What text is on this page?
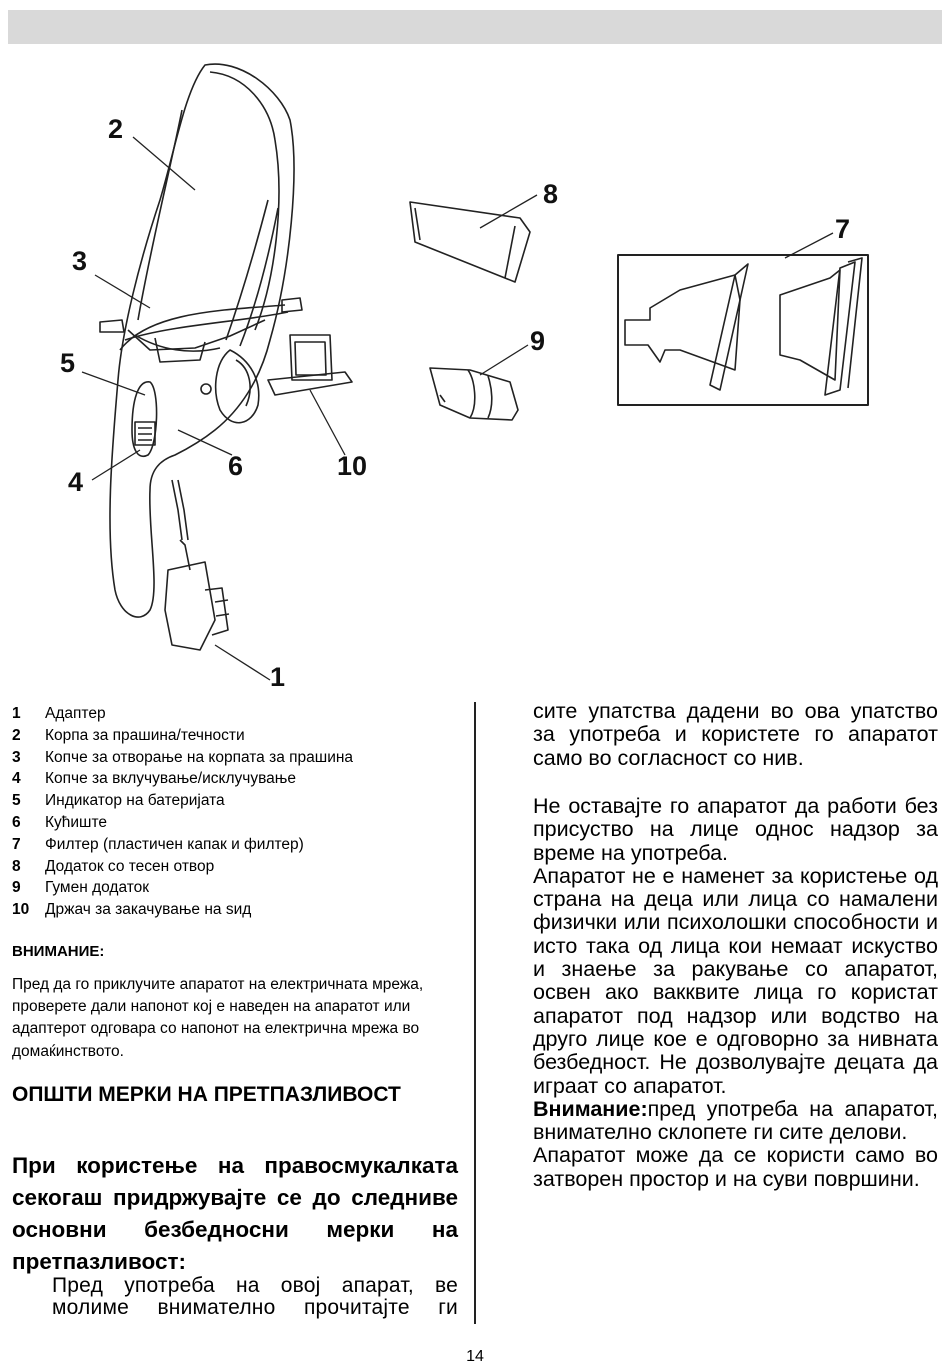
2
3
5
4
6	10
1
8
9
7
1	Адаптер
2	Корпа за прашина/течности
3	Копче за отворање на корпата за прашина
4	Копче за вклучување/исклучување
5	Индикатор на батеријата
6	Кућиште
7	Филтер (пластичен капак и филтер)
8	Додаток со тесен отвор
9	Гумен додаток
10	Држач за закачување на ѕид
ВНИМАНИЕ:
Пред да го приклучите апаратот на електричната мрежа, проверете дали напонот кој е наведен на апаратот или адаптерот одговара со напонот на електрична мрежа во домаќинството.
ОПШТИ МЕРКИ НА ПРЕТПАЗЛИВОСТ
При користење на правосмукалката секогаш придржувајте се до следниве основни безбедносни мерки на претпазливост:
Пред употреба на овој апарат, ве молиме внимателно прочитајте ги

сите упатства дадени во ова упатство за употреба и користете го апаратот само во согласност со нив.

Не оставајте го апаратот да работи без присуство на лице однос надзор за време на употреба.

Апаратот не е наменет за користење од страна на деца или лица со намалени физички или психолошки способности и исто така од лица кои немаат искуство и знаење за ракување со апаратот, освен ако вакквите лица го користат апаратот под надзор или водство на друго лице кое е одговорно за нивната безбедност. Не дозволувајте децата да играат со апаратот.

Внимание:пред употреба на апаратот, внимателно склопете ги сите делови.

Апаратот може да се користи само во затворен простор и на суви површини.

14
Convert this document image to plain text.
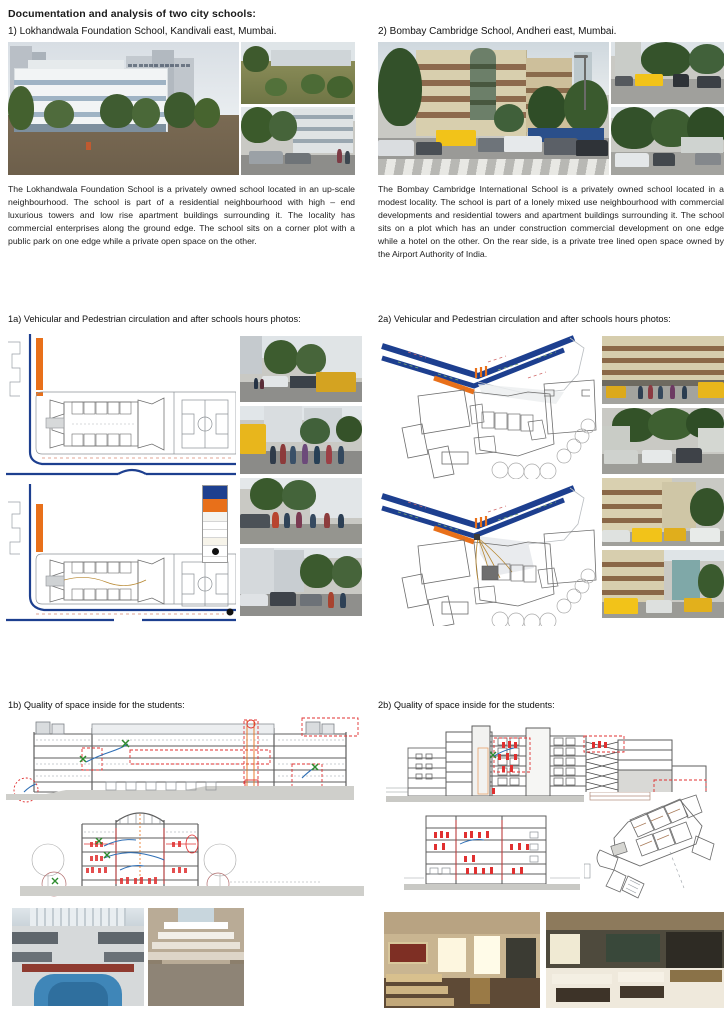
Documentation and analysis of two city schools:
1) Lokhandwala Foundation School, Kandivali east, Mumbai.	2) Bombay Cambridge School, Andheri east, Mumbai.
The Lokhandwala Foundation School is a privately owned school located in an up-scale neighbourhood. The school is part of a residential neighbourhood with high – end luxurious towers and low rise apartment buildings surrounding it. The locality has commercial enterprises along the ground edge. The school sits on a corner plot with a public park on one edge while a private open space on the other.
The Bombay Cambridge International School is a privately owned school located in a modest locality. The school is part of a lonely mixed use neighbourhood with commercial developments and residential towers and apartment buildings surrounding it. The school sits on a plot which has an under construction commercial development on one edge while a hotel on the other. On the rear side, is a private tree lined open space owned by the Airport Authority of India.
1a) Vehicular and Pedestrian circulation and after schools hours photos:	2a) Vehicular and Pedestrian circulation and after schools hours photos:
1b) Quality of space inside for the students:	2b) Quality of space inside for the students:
...
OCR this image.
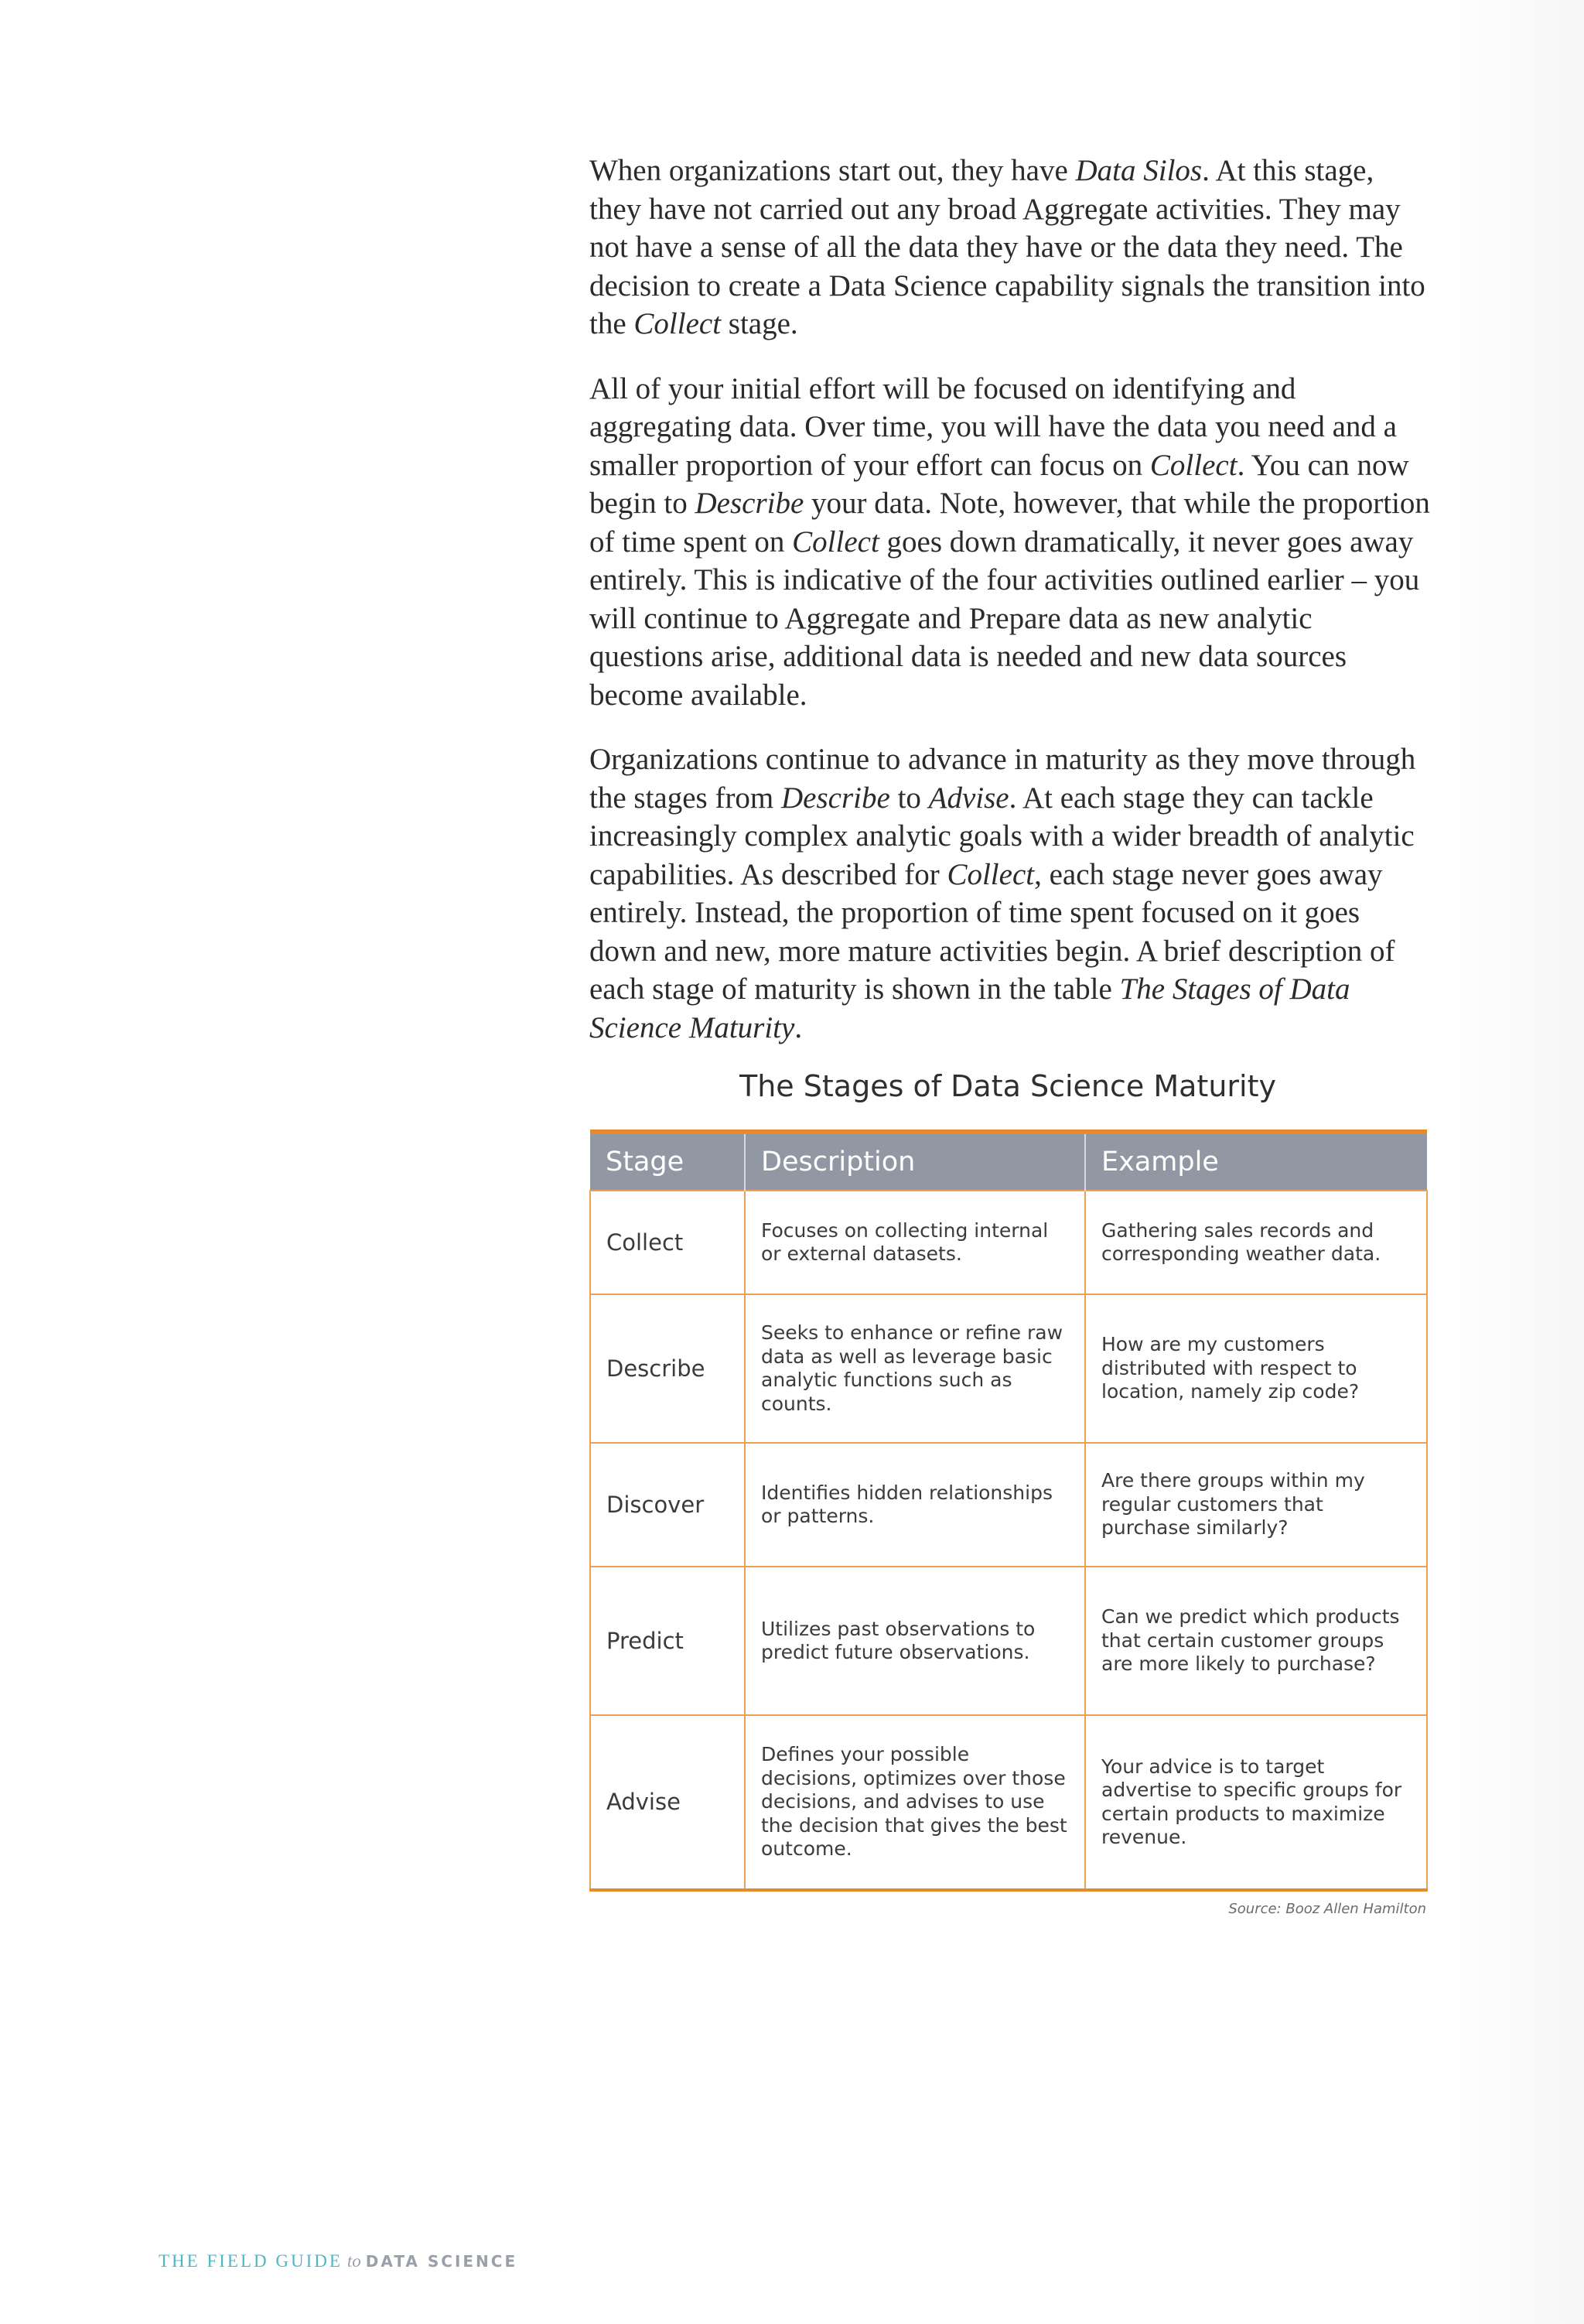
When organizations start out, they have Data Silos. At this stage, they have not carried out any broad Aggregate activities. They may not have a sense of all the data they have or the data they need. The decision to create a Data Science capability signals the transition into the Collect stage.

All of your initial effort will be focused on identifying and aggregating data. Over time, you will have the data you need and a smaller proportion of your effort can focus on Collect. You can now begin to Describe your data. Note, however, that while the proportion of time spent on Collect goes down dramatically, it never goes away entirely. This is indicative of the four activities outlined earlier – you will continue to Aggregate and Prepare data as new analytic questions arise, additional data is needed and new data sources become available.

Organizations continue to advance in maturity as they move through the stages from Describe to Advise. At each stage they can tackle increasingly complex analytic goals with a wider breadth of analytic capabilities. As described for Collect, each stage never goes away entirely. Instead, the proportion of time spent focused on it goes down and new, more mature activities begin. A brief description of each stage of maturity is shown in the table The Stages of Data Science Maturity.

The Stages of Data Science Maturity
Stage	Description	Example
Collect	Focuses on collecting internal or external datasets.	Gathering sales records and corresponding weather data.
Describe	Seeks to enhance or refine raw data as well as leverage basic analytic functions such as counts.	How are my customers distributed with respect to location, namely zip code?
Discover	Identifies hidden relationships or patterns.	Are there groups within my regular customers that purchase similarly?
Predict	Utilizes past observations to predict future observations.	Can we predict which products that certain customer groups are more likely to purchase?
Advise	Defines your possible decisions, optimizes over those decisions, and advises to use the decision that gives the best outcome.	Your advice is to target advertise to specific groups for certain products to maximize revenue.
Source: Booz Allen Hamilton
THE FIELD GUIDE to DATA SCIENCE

* TASK
Return all lines of the material above in which the word "Stages" occurs.

* TASK OUTPUT
Organizations continue to advance in maturity as they move through the stages from Describe to Advise. At each stage they can tackle increasingly complex analytic goals with a wider breadth of analytic capabilities. As described for Collect, each stage never goes away entirely. Instead, the proportion of time spent focused on it goes down and new, more mature activities begin. A brief description of each stage of maturity is shown in the table The Stages of Data Science Maturity.
The Stages of Data Science Maturity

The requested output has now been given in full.